[Dataset records]
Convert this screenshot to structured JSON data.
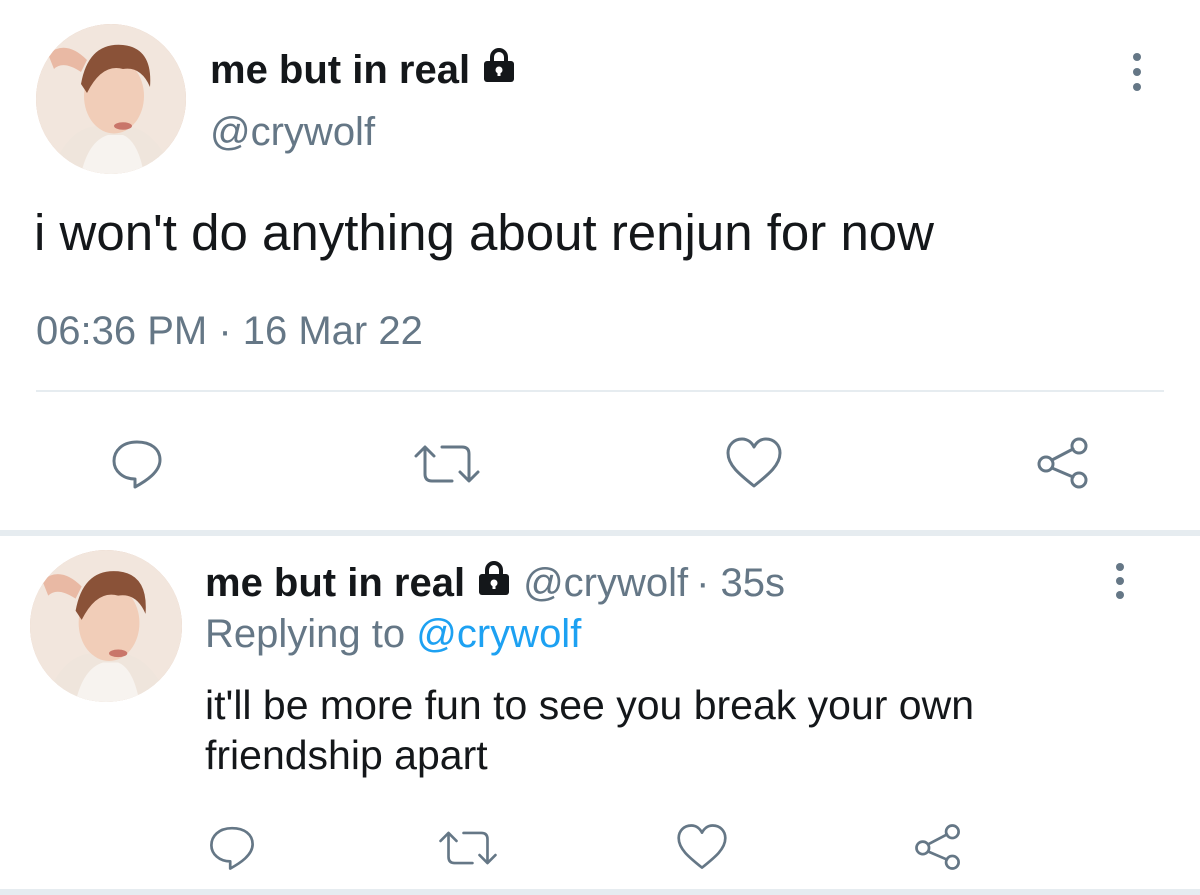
{
  "main_tweet": {
    "display_name": "me but in real",
    "handle": "@crywolf",
    "text": "i won't do anything about renjun for now",
    "timestamp": "06:36 PM · 16 Mar 22",
    "icons": [
      "lock-icon",
      "more-vertical-icon"
    ],
    "actions": [
      "reply-icon",
      "retweet-icon",
      "like-icon",
      "share-icon"
    ]
  },
  "reply_tweet": {
    "display_name": "me but in real",
    "handle": "@crywolf",
    "time_ago": "· 35s",
    "replying_prefix": "Replying to",
    "replying_handle": "@crywolf",
    "text_line1": "it'll be more fun to see you break your own",
    "text_line2": "friendship apart",
    "icons": [
      "lock-icon",
      "more-vertical-icon"
    ],
    "actions": [
      "reply-icon",
      "retweet-icon",
      "like-icon",
      "share-icon"
    ]
  },
  "colors": {
    "text": "#14171a",
    "muted": "#657786",
    "link": "#1da1f2",
    "divider": "#e6ecf0"
  }
}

- [Written exercise] Reproduce every record above exactly, but leave out the pictures.

- [Worked answer]
Convert this screenshot to structured JSON data.
{
  "main_tweet": {
    "display_name": "me but in real",
    "handle": "@crywolf",
    "text": "i won't do anything about renjun for now",
    "timestamp": "06:36 PM · 16 Mar 22",
    "icons": [
      "lock-icon",
      "more-vertical-icon"
    ],
    "actions": [
      "reply-icon",
      "retweet-icon",
      "like-icon",
      "share-icon"
    ]
  },
  "reply_tweet": {
    "display_name": "me but in real",
    "handle": "@crywolf",
    "time_ago": "· 35s",
    "replying_prefix": "Replying to",
    "replying_handle": "@crywolf",
    "text_line1": "it'll be more fun to see you break your own",
    "text_line2": "friendship apart",
    "icons": [
      "lock-icon",
      "more-vertical-icon"
    ],
    "actions": [
      "reply-icon",
      "retweet-icon",
      "like-icon",
      "share-icon"
    ]
  },
  "colors": {
    "text": "#14171a",
    "muted": "#657786",
    "link": "#1da1f2",
    "divider": "#e6ecf0"
  }
}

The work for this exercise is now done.